- Task brief
Report only the number of lines in this material that include "Berbagi".

-------- Materials provided

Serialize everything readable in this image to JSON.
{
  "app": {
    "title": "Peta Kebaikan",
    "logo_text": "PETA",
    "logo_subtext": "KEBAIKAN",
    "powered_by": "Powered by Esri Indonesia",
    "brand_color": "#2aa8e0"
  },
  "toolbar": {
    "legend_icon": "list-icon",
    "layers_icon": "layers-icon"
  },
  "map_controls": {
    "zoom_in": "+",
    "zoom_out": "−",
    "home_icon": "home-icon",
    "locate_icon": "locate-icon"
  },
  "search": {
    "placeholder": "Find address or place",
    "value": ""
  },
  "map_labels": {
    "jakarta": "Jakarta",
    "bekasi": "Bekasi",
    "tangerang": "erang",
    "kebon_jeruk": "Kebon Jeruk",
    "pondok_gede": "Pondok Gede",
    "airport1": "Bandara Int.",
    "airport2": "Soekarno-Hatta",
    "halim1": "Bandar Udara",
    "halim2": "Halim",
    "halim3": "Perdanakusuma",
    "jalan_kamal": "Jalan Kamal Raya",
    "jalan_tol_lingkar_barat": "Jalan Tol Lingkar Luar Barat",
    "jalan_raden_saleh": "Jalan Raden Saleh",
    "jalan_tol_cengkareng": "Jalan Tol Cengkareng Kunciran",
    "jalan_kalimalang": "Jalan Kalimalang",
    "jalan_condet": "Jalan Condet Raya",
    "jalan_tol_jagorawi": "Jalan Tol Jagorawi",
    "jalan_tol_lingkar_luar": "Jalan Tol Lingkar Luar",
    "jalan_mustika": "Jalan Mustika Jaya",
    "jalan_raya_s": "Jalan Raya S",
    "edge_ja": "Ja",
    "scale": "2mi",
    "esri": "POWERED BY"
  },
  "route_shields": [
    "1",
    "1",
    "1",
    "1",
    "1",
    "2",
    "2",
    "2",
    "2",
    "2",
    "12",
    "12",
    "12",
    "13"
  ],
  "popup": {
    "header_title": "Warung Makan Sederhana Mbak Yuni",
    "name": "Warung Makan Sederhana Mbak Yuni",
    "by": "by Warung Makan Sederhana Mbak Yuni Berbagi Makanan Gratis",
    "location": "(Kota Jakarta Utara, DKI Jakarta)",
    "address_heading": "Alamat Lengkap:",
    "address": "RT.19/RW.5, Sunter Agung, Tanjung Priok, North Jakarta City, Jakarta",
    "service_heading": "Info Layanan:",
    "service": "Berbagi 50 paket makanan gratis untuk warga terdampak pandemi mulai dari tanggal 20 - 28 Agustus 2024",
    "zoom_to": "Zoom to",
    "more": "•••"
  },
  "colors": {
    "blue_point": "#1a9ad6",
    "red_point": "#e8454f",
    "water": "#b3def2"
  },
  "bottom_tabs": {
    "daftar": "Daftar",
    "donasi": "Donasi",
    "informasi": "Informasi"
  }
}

----------------

- Output for this exercise
2